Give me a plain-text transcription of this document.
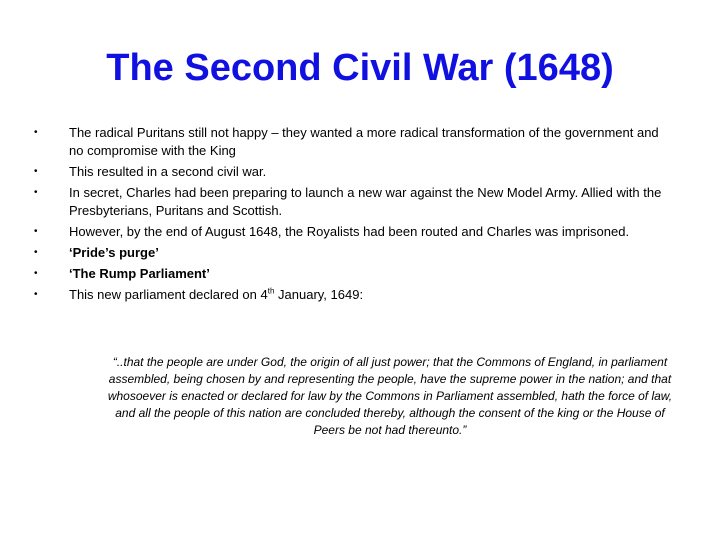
The Second Civil War (1648)
•	The radical Puritans still not happy – they wanted a more radical transformation of the government and no compromise with the King
•	This resulted in a second civil war.
•	In secret, Charles had been preparing to launch a new war against the New Model Army. Allied with the Presbyterians, Puritans and Scottish.
•	However, by the end of August 1648, the Royalists had been routed and Charles was imprisoned.
•	‘Pride’s purge’
•	‘The Rump Parliament’
•	This new parliament declared on 4th January, 1649:
“..that the people are under God, the origin of all just power; that the Commons of England, in parliament assembled, being chosen by and representing the people, have the supreme power in the nation; and that whosoever is enacted or declared for law by the Commons in Parliament assembled, hath the force of law, and all the people of this nation are concluded thereby, although the consent of the king or the House of Peers be not had thereunto.”
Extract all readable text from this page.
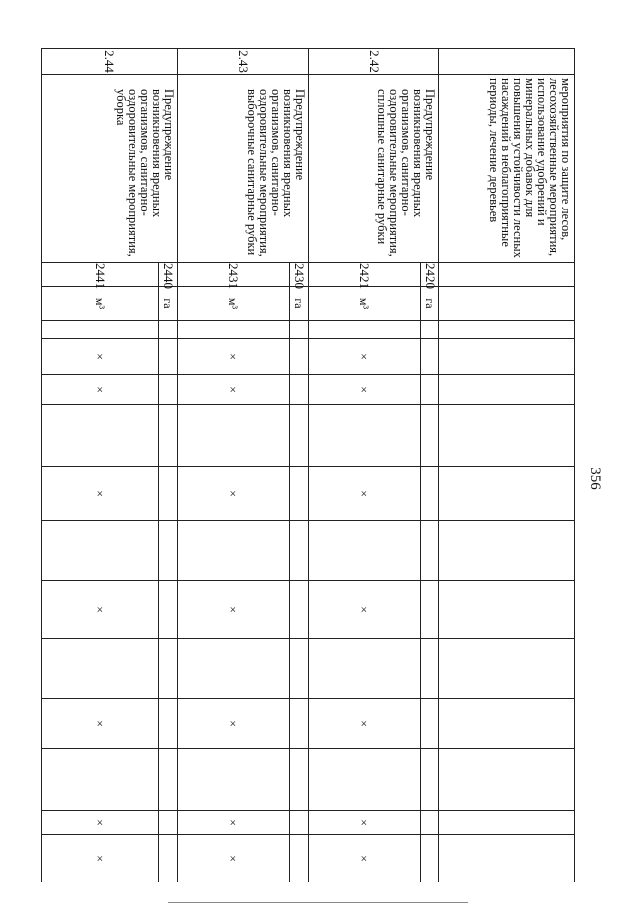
356
	мероприятия по защите лесов, лесохозяйственные мероприятия, использование удобрений и минеральных добавок для повышения устойчивости лесных насаждений в неблагоприятные периоды, лечение деревьев														
2.42	Предупреждение возникновения вредных организмов, санитарно-оздоровительные мероприятия, сплошные санитарные рубки	2420	га												
		2421	м³		×	×		×		×		×		×	×
2.43	Предупреждение возникновения вредных организмов, санитарно-оздоровительные мероприятия, выборочные санитарные рубки	2430	га												
		2431	м³		×	×		×		×		×		×	×
2.44	Предупреждение возникновения вредных организмов, санитарно-оздоровительные мероприятия, уборка	2440	га												
		2441	м³		×	×		×		×		×		×	×
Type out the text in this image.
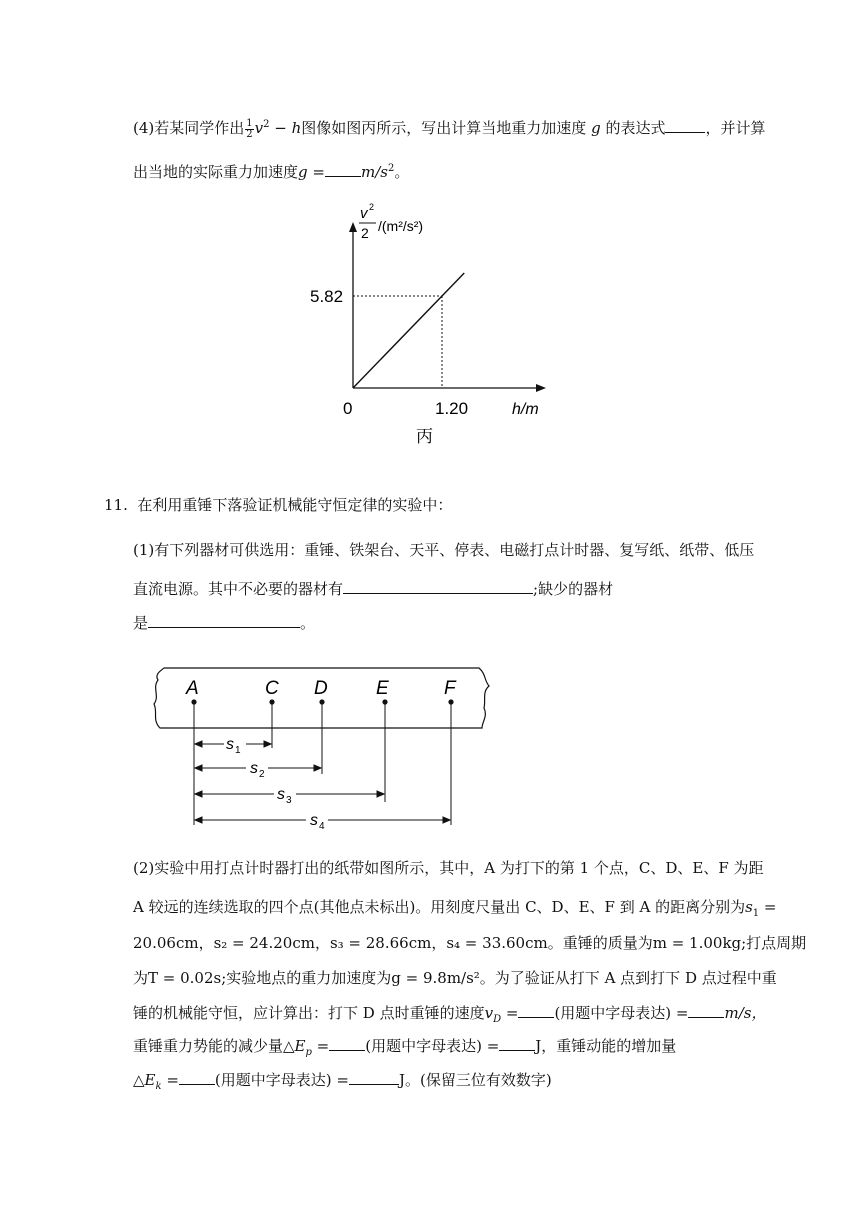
(4)若某同学作出 $\frac{1}{2} v^2 - h$图像如图丙所示，写出计算当地重力加速度 g 的表达式	，并计算
出当地的实际重力加速度$g = m/s^2$。
v 2
2 /(m²/s²)
5.82
0	1.20	h/m
丙
11. 在利用重锤下落验证机械能守恒定律的实验中：
(1)有下列器材可供选用：重锤、铁架台、天平、停表、电磁打点计时器、复写纸、纸带、低压
直流电源。其中不必要的器材有	;缺少的器材
是	。
A	C D	E	F
s 1
s 2
s 3
s 4
(2)实验中用打点计时器打出的纸带如图所示，其中，A 为打下的第 1 个点，C、D、E、F 为距
A 较远的连续选取的四个点(其他点未标出)。用刻度尺量出 C、D、E、F 到 A 的距离分别为$s_1$ =
20.06cm，s₂ = 24.20cm，s₃ = 28.66cm，s₄ = 33.60cm。重锤的质量为m = 1.00kg;打点周期
为T = 0.02s;实验地点的重力加速度为g = 9.8m/s²。为了验证从打下 A 点到打下 D 点过程中重
锤的机械能守恒，应计算出：打下 D 点时重锤的速度$v_D$ = (用题中字母表达) = m/s，
重锤重力势能的减少量$\triangle E_p$ = (用题中字母表达) = J，重锤动能的增加量
$\triangle E_k$ = (用题中字母表达) =	J。(保留三位有效数字)
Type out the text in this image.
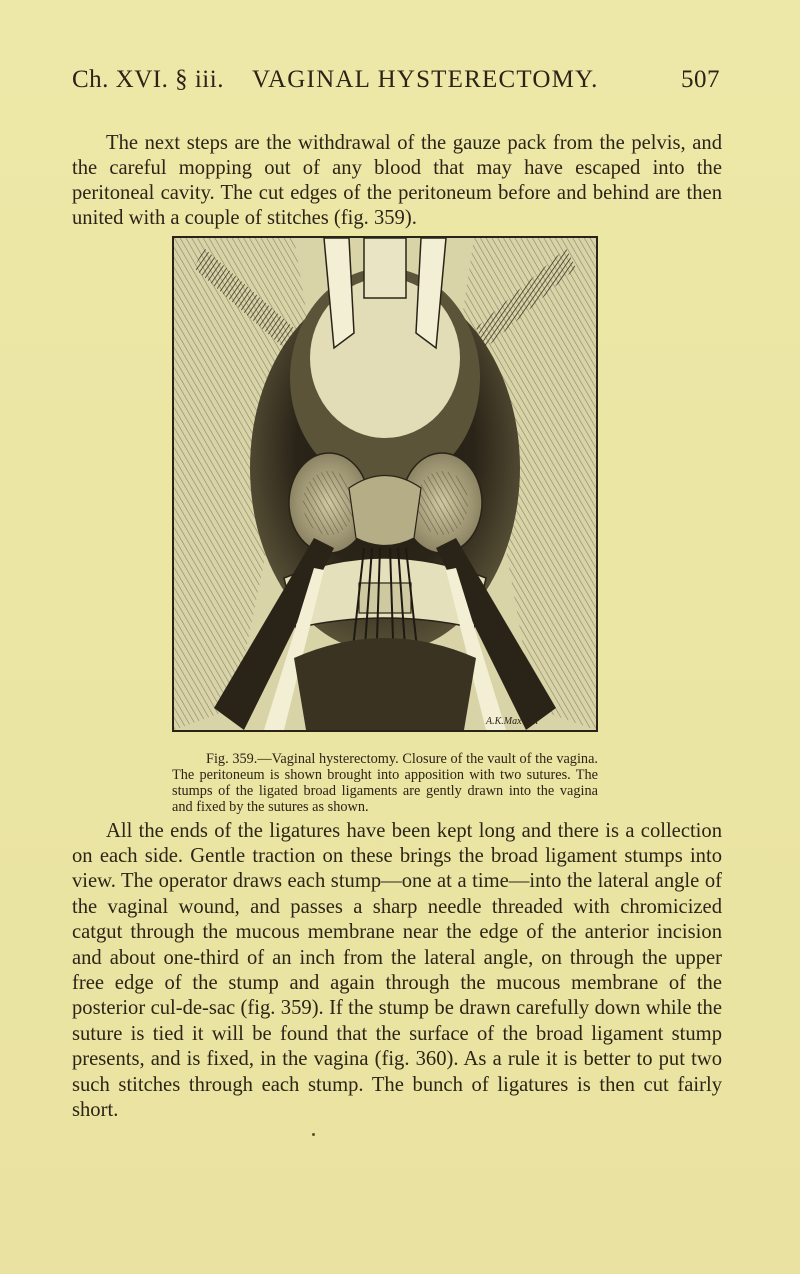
Ch. XVI. § iii. VAGINAL HYSTERECTOMY.	507

The next steps are the withdrawal of the gauze pack from the pelvis, and the careful mopping out of any blood that may have escaped into the peritoneal cavity. The cut edges of the peritoneum before and behind are then united with a couple of stitches (fig. 359).

A.K.Maxwell

Fig. 359.—Vaginal hysterectomy. Closure of the vault of the vagina. The peritoneum is shown brought into apposition with two sutures. The stumps of the ligated broad ligaments are gently drawn into the vagina and fixed by the sutures as shown.

All the ends of the ligatures have been kept long and there is a collection on each side. Gentle traction on these brings the broad ligament stumps into view. The operator draws each stump—one at a time—into the lateral angle of the vaginal wound, and passes a sharp needle threaded with chromicized catgut through the mucous membrane near the edge of the anterior incision and about one-third of an inch from the lateral angle, on through the upper free edge of the stump and again through the mucous membrane of the posterior cul-de-sac (fig. 359). If the stump be drawn carefully down while the suture is tied it will be found that the surface of the broad ligament stump presents, and is fixed, in the vagina (fig. 360). As a rule it is better to put two such stitches through each stump. The bunch of ligatures is then cut fairly short.
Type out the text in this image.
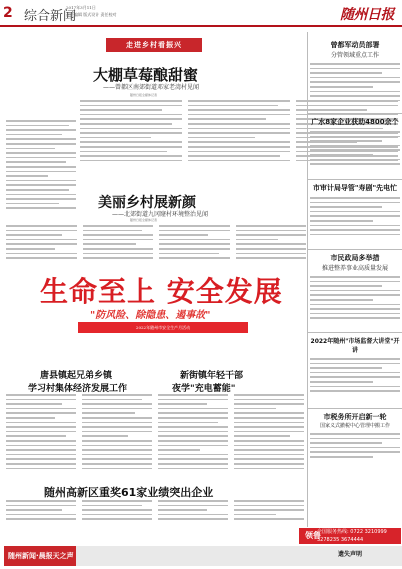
2 综合新闻
2017年3月11日
责任编辑 版式设计 责任校对	随州日报
走进乡村看振兴
大棚草莓酿甜蜜
——曾都区南郊街道邓家老湾村见闻
随州日报全媒体记者
美丽乡村展新颜
——北郊街道九冈窿村环境整治见闻
随州日报全媒体记者
曾都军动员部署
分管领域重点工作
广水8家企业获助4800余个
市审计局导管"寿剧"先电忙
市民政局多举措
推进整养事业高质量发展
2022年随州"市场监督大讲堂"开讲
市税务所开启新一轮
国家义式撤税中心管理中搬工作
生命至上 安全发展
"防风险、除隐患、遏事故"
2022年随州市安全生产月活动
唐县镇起兄弟乡镇
学习村集体经济发展工作
新街镇年轻干部
夜学"充电蓄能"
随州高新区重奖61家业绩突出企业
随州新闻·晨报天之声
全国服务热线: 0722 3210999
3278235 3674444
领鲁
遗失声明
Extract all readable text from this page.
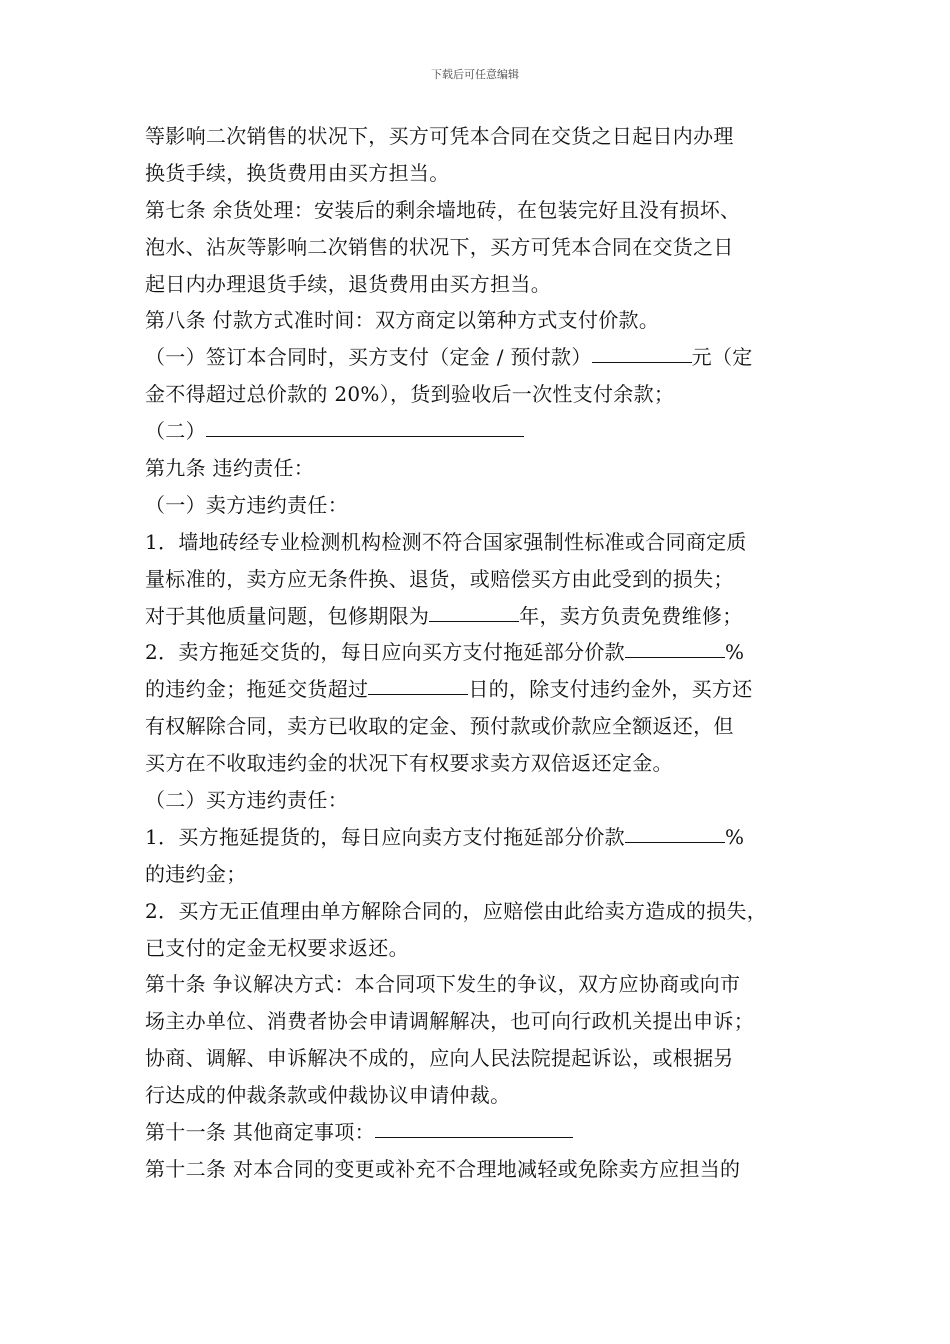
下载后可任意编辑
等影响二次销售的状况下，买方可凭本合同在交货之日起日内办理
换货手续，换货费用由买方担当。
第七条 余货处理：安装后的剩余墙地砖，在包装完好且没有损坏、
泡水、沾灰等影响二次销售的状况下，买方可凭本合同在交货之日
起日内办理退货手续，退货费用由买方担当。
第八条 付款方式准时间：双方商定以第种方式支付价款。
（一）签订本合同时，买方支付（定金 / 预付款）	元（定
金不得超过总价款的 20%），货到验收后一次性支付余款；
（二）
第九条 违约责任：
（一）卖方违约责任：
1．墙地砖经专业检测机构检测不符合国家强制性标准或合同商定质
量标准的，卖方应无条件换、退货，或赔偿买方由此受到的损失；
对于其他质量问题，包修期限为	年，卖方负责免费维修；
2．卖方拖延交货的，每日应向买方支付拖延部分价款	%
的违约金；拖延交货超过	日的，除支付违约金外，买方还
有权解除合同，卖方已收取的定金、预付款或价款应全额返还，但
买方在不收取违约金的状况下有权要求卖方双倍返还定金。
（二）买方违约责任：
1．买方拖延提货的，每日应向卖方支付拖延部分价款	%
的违约金；
2．买方无正值理由单方解除合同的，应赔偿由此给卖方造成的损失，
已支付的定金无权要求返还。
第十条 争议解决方式：本合同项下发生的争议，双方应协商或向市
场主办单位、消费者协会申请调解解决，也可向行政机关提出申诉；
协商、调解、申诉解决不成的，应向人民法院提起诉讼，或根据另
行达成的仲裁条款或仲裁协议申请仲裁。
第十一条 其他商定事项：
第十二条 对本合同的变更或补充不合理地减轻或免除卖方应担当的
◇ ◇ ◇ ◇ ◇
■ **Exercise description**:
What count of lines in the listing contain the word "рубки"? Reply with the number only.

■ **Answer to this exercise**:
2